REQUIRED WORK:
Transcribe each record as written.

Stored items:
────────────────────────────────────────

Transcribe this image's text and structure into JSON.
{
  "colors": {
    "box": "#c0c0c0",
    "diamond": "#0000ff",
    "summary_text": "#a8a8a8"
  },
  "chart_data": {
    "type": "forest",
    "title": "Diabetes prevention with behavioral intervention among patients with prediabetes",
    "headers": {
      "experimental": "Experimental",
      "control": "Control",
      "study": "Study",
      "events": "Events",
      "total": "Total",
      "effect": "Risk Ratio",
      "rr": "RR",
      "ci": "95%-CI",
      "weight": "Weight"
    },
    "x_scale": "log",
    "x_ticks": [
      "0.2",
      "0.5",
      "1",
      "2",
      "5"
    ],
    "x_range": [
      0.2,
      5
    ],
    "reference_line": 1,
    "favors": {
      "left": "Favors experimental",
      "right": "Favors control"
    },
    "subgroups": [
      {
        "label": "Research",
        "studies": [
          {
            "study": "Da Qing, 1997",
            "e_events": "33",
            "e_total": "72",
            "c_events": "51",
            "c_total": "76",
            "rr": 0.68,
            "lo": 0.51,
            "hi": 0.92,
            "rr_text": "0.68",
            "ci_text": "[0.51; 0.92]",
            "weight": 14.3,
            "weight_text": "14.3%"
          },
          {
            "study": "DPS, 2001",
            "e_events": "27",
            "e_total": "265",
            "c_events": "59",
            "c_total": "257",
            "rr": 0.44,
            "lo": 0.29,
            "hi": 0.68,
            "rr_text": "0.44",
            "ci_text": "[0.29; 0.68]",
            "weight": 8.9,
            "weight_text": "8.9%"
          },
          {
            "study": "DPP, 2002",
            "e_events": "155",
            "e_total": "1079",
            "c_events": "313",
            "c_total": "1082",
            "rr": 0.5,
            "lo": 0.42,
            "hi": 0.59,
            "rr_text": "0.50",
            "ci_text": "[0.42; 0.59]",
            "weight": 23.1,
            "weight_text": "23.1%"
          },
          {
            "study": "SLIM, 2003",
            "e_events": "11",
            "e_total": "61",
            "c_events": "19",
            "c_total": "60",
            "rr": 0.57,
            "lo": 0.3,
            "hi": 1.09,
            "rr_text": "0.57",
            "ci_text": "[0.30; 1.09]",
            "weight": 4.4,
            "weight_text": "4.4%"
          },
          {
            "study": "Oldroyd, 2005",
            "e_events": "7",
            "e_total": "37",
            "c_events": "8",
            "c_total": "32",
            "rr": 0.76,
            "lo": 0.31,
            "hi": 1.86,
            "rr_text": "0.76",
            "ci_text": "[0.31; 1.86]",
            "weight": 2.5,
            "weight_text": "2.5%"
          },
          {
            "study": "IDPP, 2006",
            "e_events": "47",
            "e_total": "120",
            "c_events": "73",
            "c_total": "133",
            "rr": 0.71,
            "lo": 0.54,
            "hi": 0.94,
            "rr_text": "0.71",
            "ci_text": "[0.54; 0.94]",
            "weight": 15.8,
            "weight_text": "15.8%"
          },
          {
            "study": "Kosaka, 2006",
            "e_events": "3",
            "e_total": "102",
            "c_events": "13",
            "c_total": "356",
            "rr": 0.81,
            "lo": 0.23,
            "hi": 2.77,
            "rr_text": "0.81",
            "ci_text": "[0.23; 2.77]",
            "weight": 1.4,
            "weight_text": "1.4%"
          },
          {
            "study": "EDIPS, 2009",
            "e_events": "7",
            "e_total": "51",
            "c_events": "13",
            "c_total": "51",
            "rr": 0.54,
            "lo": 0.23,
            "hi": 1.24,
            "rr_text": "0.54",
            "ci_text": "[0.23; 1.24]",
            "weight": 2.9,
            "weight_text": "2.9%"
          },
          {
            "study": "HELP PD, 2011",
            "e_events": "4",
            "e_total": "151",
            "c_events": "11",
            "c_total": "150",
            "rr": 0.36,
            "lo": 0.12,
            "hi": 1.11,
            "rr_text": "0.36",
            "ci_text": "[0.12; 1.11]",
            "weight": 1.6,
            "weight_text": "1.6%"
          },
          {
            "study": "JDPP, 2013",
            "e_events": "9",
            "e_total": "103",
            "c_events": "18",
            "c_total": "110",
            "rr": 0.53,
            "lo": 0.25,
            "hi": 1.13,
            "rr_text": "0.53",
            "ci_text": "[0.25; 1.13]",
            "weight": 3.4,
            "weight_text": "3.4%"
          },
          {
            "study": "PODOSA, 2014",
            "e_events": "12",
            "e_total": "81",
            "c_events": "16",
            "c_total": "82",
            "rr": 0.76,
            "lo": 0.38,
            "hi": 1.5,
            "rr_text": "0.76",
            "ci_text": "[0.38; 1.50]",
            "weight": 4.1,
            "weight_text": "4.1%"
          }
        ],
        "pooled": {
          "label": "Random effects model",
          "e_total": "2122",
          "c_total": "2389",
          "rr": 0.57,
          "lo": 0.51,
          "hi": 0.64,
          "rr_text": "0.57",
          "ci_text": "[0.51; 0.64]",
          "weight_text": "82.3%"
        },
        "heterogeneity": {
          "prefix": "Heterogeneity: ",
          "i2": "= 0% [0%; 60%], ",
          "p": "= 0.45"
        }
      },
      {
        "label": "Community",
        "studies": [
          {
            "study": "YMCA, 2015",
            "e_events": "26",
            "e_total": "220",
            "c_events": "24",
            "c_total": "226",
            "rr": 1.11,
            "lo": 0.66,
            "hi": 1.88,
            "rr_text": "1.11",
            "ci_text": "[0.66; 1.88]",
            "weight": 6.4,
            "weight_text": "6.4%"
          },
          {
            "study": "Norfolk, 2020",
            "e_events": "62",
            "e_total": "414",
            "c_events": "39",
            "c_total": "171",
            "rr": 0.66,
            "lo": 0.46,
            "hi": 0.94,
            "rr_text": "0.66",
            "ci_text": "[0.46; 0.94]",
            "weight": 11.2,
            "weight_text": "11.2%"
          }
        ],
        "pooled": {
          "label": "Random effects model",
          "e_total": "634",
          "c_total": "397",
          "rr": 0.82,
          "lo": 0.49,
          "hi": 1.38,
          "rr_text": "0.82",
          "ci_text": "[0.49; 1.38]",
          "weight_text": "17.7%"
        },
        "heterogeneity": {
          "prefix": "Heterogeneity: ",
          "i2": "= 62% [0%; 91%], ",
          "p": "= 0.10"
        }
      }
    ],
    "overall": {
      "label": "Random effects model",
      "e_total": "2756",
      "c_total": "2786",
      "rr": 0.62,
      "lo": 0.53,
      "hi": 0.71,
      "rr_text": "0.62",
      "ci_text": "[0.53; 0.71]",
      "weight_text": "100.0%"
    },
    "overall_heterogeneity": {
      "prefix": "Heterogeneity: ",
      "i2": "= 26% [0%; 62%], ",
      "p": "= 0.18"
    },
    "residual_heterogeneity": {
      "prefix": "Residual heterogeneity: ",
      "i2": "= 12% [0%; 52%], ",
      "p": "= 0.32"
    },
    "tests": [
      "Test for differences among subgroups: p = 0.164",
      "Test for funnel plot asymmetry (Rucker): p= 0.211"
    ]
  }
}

────────────────────────────────────────

ANSWER TO THE EXERCISE:
Transcribe this image's text and structure into JSON.
{
  "colors": {
    "box": "#c0c0c0",
    "diamond": "#0000ff",
    "summary_text": "#a8a8a8"
  },
  "chart_data": {
    "type": "forest",
    "title": "Diabetes prevention with behavioral intervention among patients with prediabetes",
    "headers": {
      "experimental": "Experimental",
      "control": "Control",
      "study": "Study",
      "events": "Events",
      "total": "Total",
      "effect": "Risk Ratio",
      "rr": "RR",
      "ci": "95%-CI",
      "weight": "Weight"
    },
    "x_scale": "log",
    "x_ticks": [
      "0.2",
      "0.5",
      "1",
      "2",
      "5"
    ],
    "x_range": [
      0.2,
      5
    ],
    "reference_line": 1,
    "favors": {
      "left": "Favors experimental",
      "right": "Favors control"
    },
    "subgroups": [
      {
        "label": "Research",
        "studies": [
          {
            "study": "Da Qing, 1997",
            "e_events": "33",
            "e_total": "72",
            "c_events": "51",
            "c_total": "76",
            "rr": 0.68,
            "lo": 0.51,
            "hi": 0.92,
            "rr_text": "0.68",
            "ci_text": "[0.51; 0.92]",
            "weight": 14.3,
            "weight_text": "14.3%"
          },
          {
            "study": "DPS, 2001",
            "e_events": "27",
            "e_total": "265",
            "c_events": "59",
            "c_total": "257",
            "rr": 0.44,
            "lo": 0.29,
            "hi": 0.68,
            "rr_text": "0.44",
            "ci_text": "[0.29; 0.68]",
            "weight": 8.9,
            "weight_text": "8.9%"
          },
          {
            "study": "DPP, 2002",
            "e_events": "155",
            "e_total": "1079",
            "c_events": "313",
            "c_total": "1082",
            "rr": 0.5,
            "lo": 0.42,
            "hi": 0.59,
            "rr_text": "0.50",
            "ci_text": "[0.42; 0.59]",
            "weight": 23.1,
            "weight_text": "23.1%"
          },
          {
            "study": "SLIM, 2003",
            "e_events": "11",
            "e_total": "61",
            "c_events": "19",
            "c_total": "60",
            "rr": 0.57,
            "lo": 0.3,
            "hi": 1.09,
            "rr_text": "0.57",
            "ci_text": "[0.30; 1.09]",
            "weight": 4.4,
            "weight_text": "4.4%"
          },
          {
            "study": "Oldroyd, 2005",
            "e_events": "7",
            "e_total": "37",
            "c_events": "8",
            "c_total": "32",
            "rr": 0.76,
            "lo": 0.31,
            "hi": 1.86,
            "rr_text": "0.76",
            "ci_text": "[0.31; 1.86]",
            "weight": 2.5,
            "weight_text": "2.5%"
          },
          {
            "study": "IDPP, 2006",
            "e_events": "47",
            "e_total": "120",
            "c_events": "73",
            "c_total": "133",
            "rr": 0.71,
            "lo": 0.54,
            "hi": 0.94,
            "rr_text": "0.71",
            "ci_text": "[0.54; 0.94]",
            "weight": 15.8,
            "weight_text": "15.8%"
          },
          {
            "study": "Kosaka, 2006",
            "e_events": "3",
            "e_total": "102",
            "c_events": "13",
            "c_total": "356",
            "rr": 0.81,
            "lo": 0.23,
            "hi": 2.77,
            "rr_text": "0.81",
            "ci_text": "[0.23; 2.77]",
            "weight": 1.4,
            "weight_text": "1.4%"
          },
          {
            "study": "EDIPS, 2009",
            "e_events": "7",
            "e_total": "51",
            "c_events": "13",
            "c_total": "51",
            "rr": 0.54,
            "lo": 0.23,
            "hi": 1.24,
            "rr_text": "0.54",
            "ci_text": "[0.23; 1.24]",
            "weight": 2.9,
            "weight_text": "2.9%"
          },
          {
            "study": "HELP PD, 2011",
            "e_events": "4",
            "e_total": "151",
            "c_events": "11",
            "c_total": "150",
            "rr": 0.36,
            "lo": 0.12,
            "hi": 1.11,
            "rr_text": "0.36",
            "ci_text": "[0.12; 1.11]",
            "weight": 1.6,
            "weight_text": "1.6%"
          },
          {
            "study": "JDPP, 2013",
            "e_events": "9",
            "e_total": "103",
            "c_events": "18",
            "c_total": "110",
            "rr": 0.53,
            "lo": 0.25,
            "hi": 1.13,
            "rr_text": "0.53",
            "ci_text": "[0.25; 1.13]",
            "weight": 3.4,
            "weight_text": "3.4%"
          },
          {
            "study": "PODOSA, 2014",
            "e_events": "12",
            "e_total": "81",
            "c_events": "16",
            "c_total": "82",
            "rr": 0.76,
            "lo": 0.38,
            "hi": 1.5,
            "rr_text": "0.76",
            "ci_text": "[0.38; 1.50]",
            "weight": 4.1,
            "weight_text": "4.1%"
          }
        ],
        "pooled": {
          "label": "Random effects model",
          "e_total": "2122",
          "c_total": "2389",
          "rr": 0.57,
          "lo": 0.51,
          "hi": 0.64,
          "rr_text": "0.57",
          "ci_text": "[0.51; 0.64]",
          "weight_text": "82.3%"
        },
        "heterogeneity": {
          "prefix": "Heterogeneity: ",
          "i2": "= 0% [0%; 60%], ",
          "p": "= 0.45"
        }
      },
      {
        "label": "Community",
        "studies": [
          {
            "study": "YMCA, 2015",
            "e_events": "26",
            "e_total": "220",
            "c_events": "24",
            "c_total": "226",
            "rr": 1.11,
            "lo": 0.66,
            "hi": 1.88,
            "rr_text": "1.11",
            "ci_text": "[0.66; 1.88]",
            "weight": 6.4,
            "weight_text": "6.4%"
          },
          {
            "study": "Norfolk, 2020",
            "e_events": "62",
            "e_total": "414",
            "c_events": "39",
            "c_total": "171",
            "rr": 0.66,
            "lo": 0.46,
            "hi": 0.94,
            "rr_text": "0.66",
            "ci_text": "[0.46; 0.94]",
            "weight": 11.2,
            "weight_text": "11.2%"
          }
        ],
        "pooled": {
          "label": "Random effects model",
          "e_total": "634",
          "c_total": "397",
          "rr": 0.82,
          "lo": 0.49,
          "hi": 1.38,
          "rr_text": "0.82",
          "ci_text": "[0.49; 1.38]",
          "weight_text": "17.7%"
        },
        "heterogeneity": {
          "prefix": "Heterogeneity: ",
          "i2": "= 62% [0%; 91%], ",
          "p": "= 0.10"
        }
      }
    ],
    "overall": {
      "label": "Random effects model",
      "e_total": "2756",
      "c_total": "2786",
      "rr": 0.62,
      "lo": 0.53,
      "hi": 0.71,
      "rr_text": "0.62",
      "ci_text": "[0.53; 0.71]",
      "weight_text": "100.0%"
    },
    "overall_heterogeneity": {
      "prefix": "Heterogeneity: ",
      "i2": "= 26% [0%; 62%], ",
      "p": "= 0.18"
    },
    "residual_heterogeneity": {
      "prefix": "Residual heterogeneity: ",
      "i2": "= 12% [0%; 52%], ",
      "p": "= 0.32"
    },
    "tests": [
      "Test for differences among subgroups: p = 0.164",
      "Test for funnel plot asymmetry (Rucker): p= 0.211"
    ]
  }
}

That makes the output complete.